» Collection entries

- - -

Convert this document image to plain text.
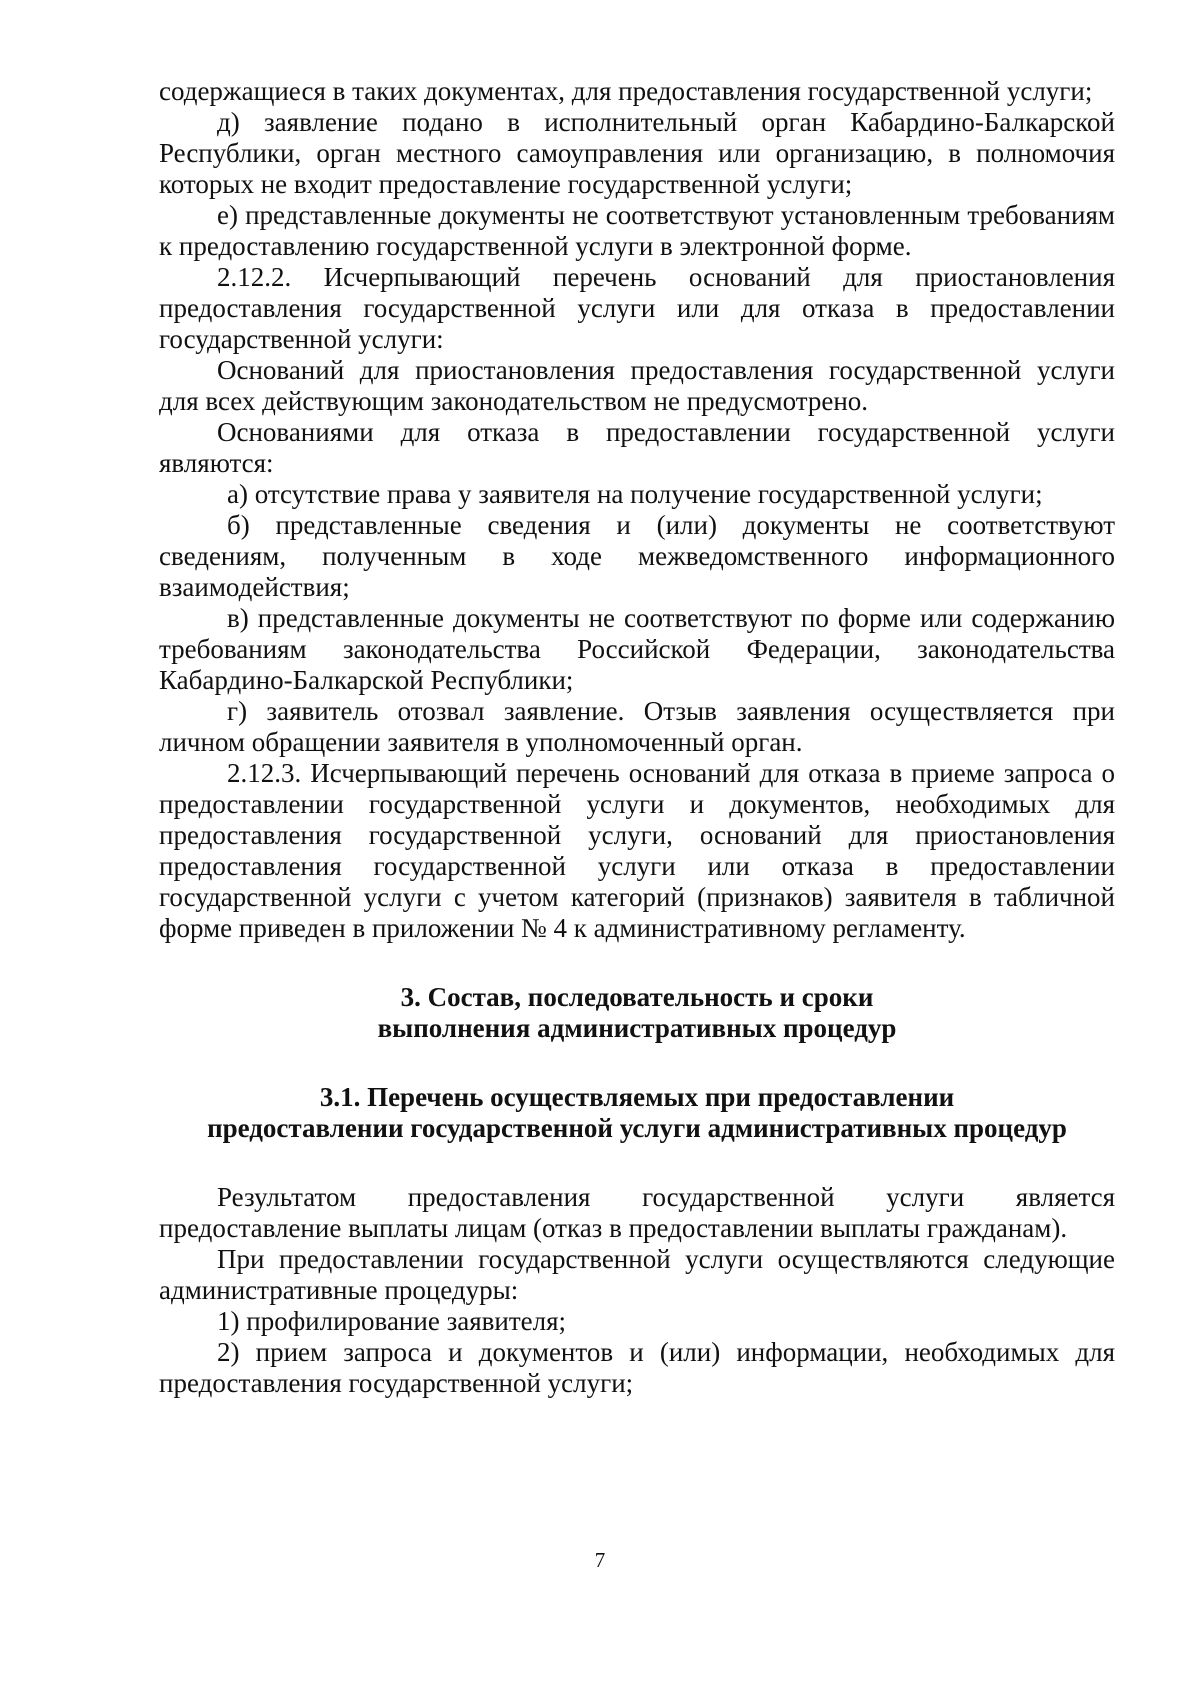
содержащиеся в таких документах, для предоставления государственной услуги;

д) заявление подано в исполнительный орган Кабардино-Балкарской Республики, орган местного самоуправления или организацию, в полномочия которых не входит предоставление государственной услуги;

е) представленные документы не соответствуют установленным требованиям к предоставлению государственной услуги в электронной форме.

2.12.2. Исчерпывающий перечень оснований для приостановления предоставления государственной услуги или для отказа в предоставлении государственной услуги:

Оснований для приостановления предоставления государственной услуги для всех действующим законодательством не предусмотрено.

Основаниями для отказа в предоставлении государственной услуги являются:

а) отсутствие права у заявителя на получение государственной услуги;

б) представленные сведения и (или) документы не соответствуют сведениям, полученным в ходе межведомственного информационного взаимодействия;

в) представленные документы не соответствуют по форме или содержанию требованиям законодательства Российской Федерации, законодательства Кабардино-Балкарской Республики;

г) заявитель отозвал заявление. Отзыв заявления осуществляется при личном обращении заявителя в уполномоченный орган.

2.12.3. Исчерпывающий перечень оснований для отказа в приеме запроса о предоставлении государственной услуги и документов, необходимых для предоставления государственной услуги, оснований для приостановления предоставления государственной услуги или отказа в предоставлении государственной услуги с учетом категорий (признаков) заявителя в табличной форме приведен в приложении № 4 к административному регламенту.

3. Состав, последовательность и сроки
выполнения административных процедур
3.1. Перечень осуществляемых при предоставлении
предоставлении государственной услуги административных процедур

Результатом предоставления государственной услуги является предоставление выплаты лицам (отказ в предоставлении выплаты гражданам).

При предоставлении государственной услуги осуществляются следующие административные процедуры:

1) профилирование заявителя;

2) прием запроса и документов и (или) информации, необходимых для предоставления государственной услуги;

7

- - -

» Task objective
Copy every line that includes the string "требованиям" from the material above.

» Task result
е) представленные документы не соответствуют установленным требованиям к предоставлению государственной услуги в электронной форме.
в) представленные документы не соответствуют по форме или содержанию требованиям законодательства Российской Федерации, законодательства Кабардино-Балкарской Республики;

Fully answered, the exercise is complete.